= AIM OF THE TASK =
From the listing below, tally the lines that include "text". Return only the total.

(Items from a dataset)
^^^^^^^^^^^^^^^^
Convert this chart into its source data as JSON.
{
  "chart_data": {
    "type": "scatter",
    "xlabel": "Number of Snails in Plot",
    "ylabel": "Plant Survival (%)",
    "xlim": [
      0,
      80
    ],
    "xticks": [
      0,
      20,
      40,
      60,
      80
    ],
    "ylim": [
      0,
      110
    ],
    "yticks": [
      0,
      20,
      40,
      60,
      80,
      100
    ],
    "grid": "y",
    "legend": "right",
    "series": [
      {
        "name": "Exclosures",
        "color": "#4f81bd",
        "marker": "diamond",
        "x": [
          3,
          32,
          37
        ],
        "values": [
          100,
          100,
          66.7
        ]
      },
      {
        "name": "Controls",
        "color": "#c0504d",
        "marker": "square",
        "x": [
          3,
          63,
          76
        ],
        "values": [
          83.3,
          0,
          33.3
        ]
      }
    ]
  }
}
^^^^^^^^^^^^^^^^
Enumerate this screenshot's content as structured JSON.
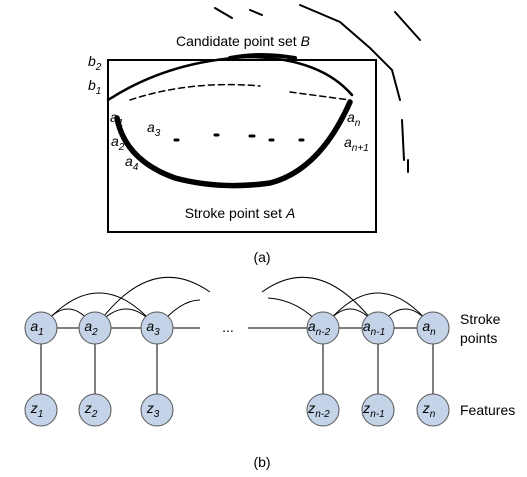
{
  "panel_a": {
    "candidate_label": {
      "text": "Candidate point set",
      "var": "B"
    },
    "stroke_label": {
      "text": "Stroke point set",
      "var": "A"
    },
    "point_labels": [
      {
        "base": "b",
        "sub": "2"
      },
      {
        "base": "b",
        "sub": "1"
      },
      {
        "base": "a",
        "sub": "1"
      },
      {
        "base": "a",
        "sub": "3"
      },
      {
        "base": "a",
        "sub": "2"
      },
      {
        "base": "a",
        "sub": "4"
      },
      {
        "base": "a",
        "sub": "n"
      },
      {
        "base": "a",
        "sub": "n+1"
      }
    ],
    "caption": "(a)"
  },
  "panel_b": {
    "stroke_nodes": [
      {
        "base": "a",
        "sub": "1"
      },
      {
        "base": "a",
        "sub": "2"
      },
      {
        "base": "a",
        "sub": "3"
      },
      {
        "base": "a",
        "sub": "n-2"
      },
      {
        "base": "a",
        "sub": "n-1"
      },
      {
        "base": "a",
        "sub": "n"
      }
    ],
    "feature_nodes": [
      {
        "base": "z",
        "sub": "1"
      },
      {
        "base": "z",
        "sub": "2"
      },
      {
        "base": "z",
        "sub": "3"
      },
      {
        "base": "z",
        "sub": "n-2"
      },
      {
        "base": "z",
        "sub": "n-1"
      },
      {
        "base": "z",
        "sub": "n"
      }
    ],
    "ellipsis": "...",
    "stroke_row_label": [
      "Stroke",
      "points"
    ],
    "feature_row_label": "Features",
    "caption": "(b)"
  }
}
^^^^^^^^^^^^^^^^
= SOLUTION =
2